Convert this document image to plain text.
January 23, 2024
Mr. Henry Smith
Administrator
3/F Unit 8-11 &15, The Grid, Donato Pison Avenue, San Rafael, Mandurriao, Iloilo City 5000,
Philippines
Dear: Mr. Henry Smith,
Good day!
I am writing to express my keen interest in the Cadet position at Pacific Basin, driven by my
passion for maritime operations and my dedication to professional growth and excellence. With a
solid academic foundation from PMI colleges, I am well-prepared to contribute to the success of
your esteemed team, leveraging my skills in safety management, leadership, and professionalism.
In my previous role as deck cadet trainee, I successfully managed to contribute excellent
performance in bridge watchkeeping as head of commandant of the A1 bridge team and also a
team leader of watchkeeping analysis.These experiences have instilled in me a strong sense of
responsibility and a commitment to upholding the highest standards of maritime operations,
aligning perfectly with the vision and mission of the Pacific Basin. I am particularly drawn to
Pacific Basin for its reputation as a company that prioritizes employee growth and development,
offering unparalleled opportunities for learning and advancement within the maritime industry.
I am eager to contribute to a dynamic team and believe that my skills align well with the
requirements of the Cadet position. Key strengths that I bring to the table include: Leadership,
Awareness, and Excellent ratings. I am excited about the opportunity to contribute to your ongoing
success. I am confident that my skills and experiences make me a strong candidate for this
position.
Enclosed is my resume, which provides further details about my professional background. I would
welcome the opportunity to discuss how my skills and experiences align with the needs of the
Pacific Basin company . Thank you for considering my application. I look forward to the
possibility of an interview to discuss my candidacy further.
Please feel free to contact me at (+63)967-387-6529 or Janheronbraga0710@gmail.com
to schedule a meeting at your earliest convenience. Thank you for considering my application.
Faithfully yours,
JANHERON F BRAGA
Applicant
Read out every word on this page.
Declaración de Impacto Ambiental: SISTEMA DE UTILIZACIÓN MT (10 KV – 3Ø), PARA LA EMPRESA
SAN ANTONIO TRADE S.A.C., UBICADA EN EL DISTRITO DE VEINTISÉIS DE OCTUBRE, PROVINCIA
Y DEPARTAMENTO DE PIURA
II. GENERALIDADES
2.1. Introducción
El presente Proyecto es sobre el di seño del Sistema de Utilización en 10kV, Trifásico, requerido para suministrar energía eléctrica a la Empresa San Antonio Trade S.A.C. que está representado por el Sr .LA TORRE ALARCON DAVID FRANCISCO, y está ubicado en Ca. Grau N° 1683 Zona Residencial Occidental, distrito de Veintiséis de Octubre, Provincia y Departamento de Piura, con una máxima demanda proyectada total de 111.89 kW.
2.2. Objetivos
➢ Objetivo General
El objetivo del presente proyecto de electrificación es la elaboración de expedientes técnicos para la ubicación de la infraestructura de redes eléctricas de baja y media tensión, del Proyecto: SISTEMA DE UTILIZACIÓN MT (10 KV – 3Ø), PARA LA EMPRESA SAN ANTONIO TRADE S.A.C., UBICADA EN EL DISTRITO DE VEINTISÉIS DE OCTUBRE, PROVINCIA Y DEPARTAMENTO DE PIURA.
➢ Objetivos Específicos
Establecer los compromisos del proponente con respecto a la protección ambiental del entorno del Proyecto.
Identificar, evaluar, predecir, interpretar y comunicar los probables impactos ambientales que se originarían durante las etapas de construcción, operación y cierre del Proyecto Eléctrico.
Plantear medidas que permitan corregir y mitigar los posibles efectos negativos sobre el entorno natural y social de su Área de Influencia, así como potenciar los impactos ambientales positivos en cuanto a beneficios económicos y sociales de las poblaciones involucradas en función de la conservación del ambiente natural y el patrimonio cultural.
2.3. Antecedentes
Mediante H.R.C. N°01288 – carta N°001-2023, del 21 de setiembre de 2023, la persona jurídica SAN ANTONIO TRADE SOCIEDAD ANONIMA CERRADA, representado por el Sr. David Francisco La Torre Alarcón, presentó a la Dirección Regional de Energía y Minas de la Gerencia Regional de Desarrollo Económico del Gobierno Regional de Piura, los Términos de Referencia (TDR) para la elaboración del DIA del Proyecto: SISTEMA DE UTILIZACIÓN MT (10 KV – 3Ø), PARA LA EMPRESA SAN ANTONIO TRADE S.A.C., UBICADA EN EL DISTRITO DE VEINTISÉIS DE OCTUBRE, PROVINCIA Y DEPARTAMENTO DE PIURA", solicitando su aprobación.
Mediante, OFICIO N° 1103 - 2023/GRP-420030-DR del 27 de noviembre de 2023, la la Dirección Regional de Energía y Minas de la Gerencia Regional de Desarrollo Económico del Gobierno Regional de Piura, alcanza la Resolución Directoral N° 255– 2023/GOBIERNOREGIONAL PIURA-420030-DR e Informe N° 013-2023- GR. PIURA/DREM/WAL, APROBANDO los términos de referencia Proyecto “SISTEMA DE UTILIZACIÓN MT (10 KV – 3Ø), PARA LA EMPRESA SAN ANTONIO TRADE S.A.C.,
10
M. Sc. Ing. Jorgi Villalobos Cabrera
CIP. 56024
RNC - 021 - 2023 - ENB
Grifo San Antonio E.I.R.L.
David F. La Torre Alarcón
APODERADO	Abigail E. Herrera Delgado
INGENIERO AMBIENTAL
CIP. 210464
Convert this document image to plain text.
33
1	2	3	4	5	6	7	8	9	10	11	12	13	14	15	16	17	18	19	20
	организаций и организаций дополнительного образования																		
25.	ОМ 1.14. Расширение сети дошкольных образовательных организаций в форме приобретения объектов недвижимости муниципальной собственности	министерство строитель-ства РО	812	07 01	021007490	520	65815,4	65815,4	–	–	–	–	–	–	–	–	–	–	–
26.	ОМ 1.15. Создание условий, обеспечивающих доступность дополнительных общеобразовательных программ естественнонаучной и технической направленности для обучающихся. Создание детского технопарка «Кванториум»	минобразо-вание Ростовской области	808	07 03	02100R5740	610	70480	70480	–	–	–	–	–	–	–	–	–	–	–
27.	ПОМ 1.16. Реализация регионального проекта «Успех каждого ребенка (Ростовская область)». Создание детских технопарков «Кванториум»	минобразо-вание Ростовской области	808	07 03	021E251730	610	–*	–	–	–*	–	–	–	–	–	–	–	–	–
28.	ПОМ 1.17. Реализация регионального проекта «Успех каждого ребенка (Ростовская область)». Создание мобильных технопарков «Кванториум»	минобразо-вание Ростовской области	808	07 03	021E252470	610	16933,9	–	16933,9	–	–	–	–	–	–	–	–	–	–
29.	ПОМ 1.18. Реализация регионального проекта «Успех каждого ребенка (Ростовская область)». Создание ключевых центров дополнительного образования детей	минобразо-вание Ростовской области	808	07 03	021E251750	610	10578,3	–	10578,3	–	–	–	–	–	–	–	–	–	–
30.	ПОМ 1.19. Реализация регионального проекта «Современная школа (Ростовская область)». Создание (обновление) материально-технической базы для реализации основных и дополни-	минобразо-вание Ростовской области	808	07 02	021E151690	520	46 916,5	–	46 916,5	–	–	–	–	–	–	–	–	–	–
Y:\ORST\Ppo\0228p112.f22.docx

______

*Problem description*
Above are some records; repeat all of them exactly.

*Problem solution*
Convert this document image to plain text.
January 23, 2024
Mr. Henry Smith
Administrator
3/F Unit 8-11 &15, The Grid, Donato Pison Avenue, San Rafael, Mandurriao, Iloilo City 5000,
Philippines
Dear: Mr. Henry Smith,
Good day!
I am writing to express my keen interest in the Cadet position at Pacific Basin, driven by my
passion for maritime operations and my dedication to professional growth and excellence. With a
solid academic foundation from PMI colleges, I am well-prepared to contribute to the success of
your esteemed team, leveraging my skills in safety management, leadership, and professionalism.
In my previous role as deck cadet trainee, I successfully managed to contribute excellent
performance in bridge watchkeeping as head of commandant of the A1 bridge team and also a
team leader of watchkeeping analysis.These experiences have instilled in me a strong sense of
responsibility and a commitment to upholding the highest standards of maritime operations,
aligning perfectly with the vision and mission of the Pacific Basin. I am particularly drawn to
Pacific Basin for its reputation as a company that prioritizes employee growth and development,
offering unparalleled opportunities for learning and advancement within the maritime industry.
I am eager to contribute to a dynamic team and believe that my skills align well with the
requirements of the Cadet position. Key strengths that I bring to the table include: Leadership,
Awareness, and Excellent ratings. I am excited about the opportunity to contribute to your ongoing
success. I am confident that my skills and experiences make me a strong candidate for this
position.
Enclosed is my resume, which provides further details about my professional background. I would
welcome the opportunity to discuss how my skills and experiences align with the needs of the
Pacific Basin company . Thank you for considering my application. I look forward to the
possibility of an interview to discuss my candidacy further.
Please feel free to contact me at (+63)967-387-6529 or Janheronbraga0710@gmail.com
to schedule a meeting at your earliest convenience. Thank you for considering my application.
Faithfully yours,
JANHERON F BRAGA
Applicant
Read out every word on this page.
Declaración de Impacto Ambiental: SISTEMA DE UTILIZACIÓN MT (10 KV – 3Ø), PARA LA EMPRESA
SAN ANTONIO TRADE S.A.C., UBICADA EN EL DISTRITO DE VEINTISÉIS DE OCTUBRE, PROVINCIA
Y DEPARTAMENTO DE PIURA
II. GENERALIDADES
2.1. Introducción
El presente Proyecto es sobre el di seño del Sistema de Utilización en 10kV, Trifásico, requerido para suministrar energía eléctrica a la Empresa San Antonio Trade S.A.C. que está representado por el Sr .LA TORRE ALARCON DAVID FRANCISCO, y está ubicado en Ca. Grau N° 1683 Zona Residencial Occidental, distrito de Veintiséis de Octubre, Provincia y Departamento de Piura, con una máxima demanda proyectada total de 111.89 kW.
2.2. Objetivos
➢ Objetivo General
El objetivo del presente proyecto de electrificación es la elaboración de expedientes técnicos para la ubicación de la infraestructura de redes eléctricas de baja y media tensión, del Proyecto: SISTEMA DE UTILIZACIÓN MT (10 KV – 3Ø), PARA LA EMPRESA SAN ANTONIO TRADE S.A.C., UBICADA EN EL DISTRITO DE VEINTISÉIS DE OCTUBRE, PROVINCIA Y DEPARTAMENTO DE PIURA.
➢ Objetivos Específicos
Establecer los compromisos del proponente con respecto a la protección ambiental del entorno del Proyecto.
Identificar, evaluar, predecir, interpretar y comunicar los probables impactos ambientales que se originarían durante las etapas de construcción, operación y cierre del Proyecto Eléctrico.
Plantear medidas que permitan corregir y mitigar los posibles efectos negativos sobre el entorno natural y social de su Área de Influencia, así como potenciar los impactos ambientales positivos en cuanto a beneficios económicos y sociales de las poblaciones involucradas en función de la conservación del ambiente natural y el patrimonio cultural.
2.3. Antecedentes
Mediante H.R.C. N°01288 – carta N°001-2023, del 21 de setiembre de 2023, la persona jurídica SAN ANTONIO TRADE SOCIEDAD ANONIMA CERRADA, representado por el Sr. David Francisco La Torre Alarcón, presentó a la Dirección Regional de Energía y Minas de la Gerencia Regional de Desarrollo Económico del Gobierno Regional de Piura, los Términos de Referencia (TDR) para la elaboración del DIA del Proyecto: SISTEMA DE UTILIZACIÓN MT (10 KV – 3Ø), PARA LA EMPRESA SAN ANTONIO TRADE S.A.C., UBICADA EN EL DISTRITO DE VEINTISÉIS DE OCTUBRE, PROVINCIA Y DEPARTAMENTO DE PIURA", solicitando su aprobación.
Mediante, OFICIO N° 1103 - 2023/GRP-420030-DR del 27 de noviembre de 2023, la la Dirección Regional de Energía y Minas de la Gerencia Regional de Desarrollo Económico del Gobierno Regional de Piura, alcanza la Resolución Directoral N° 255– 2023/GOBIERNOREGIONAL PIURA-420030-DR e Informe N° 013-2023- GR. PIURA/DREM/WAL, APROBANDO los términos de referencia Proyecto “SISTEMA DE UTILIZACIÓN MT (10 KV – 3Ø), PARA LA EMPRESA SAN ANTONIO TRADE S.A.C.,
10
M. Sc. Ing. Jorgi Villalobos Cabrera
CIP. 56024
RNC - 021 - 2023 - ENB
Grifo San Antonio E.I.R.L.
David F. La Torre Alarcón
APODERADO	Abigail E. Herrera Delgado
INGENIERO AMBIENTAL
CIP. 210464
Convert this document image to plain text.
33
1	2	3	4	5	6	7	8	9	10	11	12	13	14	15	16	17	18	19	20
	организаций и организаций дополнительного образования																		
25.	ОМ 1.14. Расширение сети дошкольных образовательных организаций в форме приобретения объектов недвижимости муниципальной собственности	министерство строитель-ства РО	812	07 01	021007490	520	65815,4	65815,4	–	–	–	–	–	–	–	–	–	–	–
26.	ОМ 1.15. Создание условий, обеспечивающих доступность дополнительных общеобразовательных программ естественнонаучной и технической направленности для обучающихся. Создание детского технопарка «Кванториум»	минобразо-вание Ростовской области	808	07 03	02100R5740	610	70480	70480	–	–	–	–	–	–	–	–	–	–	–
27.	ПОМ 1.16. Реализация регионального проекта «Успех каждого ребенка (Ростовская область)». Создание детских технопарков «Кванториум»	минобразо-вание Ростовской области	808	07 03	021E251730	610	–*	–	–	–*	–	–	–	–	–	–	–	–	–
28.	ПОМ 1.17. Реализация регионального проекта «Успех каждого ребенка (Ростовская область)». Создание мобильных технопарков «Кванториум»	минобразо-вание Ростовской области	808	07 03	021E252470	610	16933,9	–	16933,9	–	–	–	–	–	–	–	–	–	–
29.	ПОМ 1.18. Реализация регионального проекта «Успех каждого ребенка (Ростовская область)». Создание ключевых центров дополнительного образования детей	минобразо-вание Ростовской области	808	07 03	021E251750	610	10578,3	–	10578,3	–	–	–	–	–	–	–	–	–	–
30.	ПОМ 1.19. Реализация регионального проекта «Современная школа (Ростовская область)». Создание (обновление) материально-технической базы для реализации основных и дополни-	минобразо-вание Ростовской области	808	07 02	021E151690	520	46 916,5	–	46 916,5	–	–	–	–	–	–	–	–	–	–
Y:\ORST\Ppo\0228p112.f22.docx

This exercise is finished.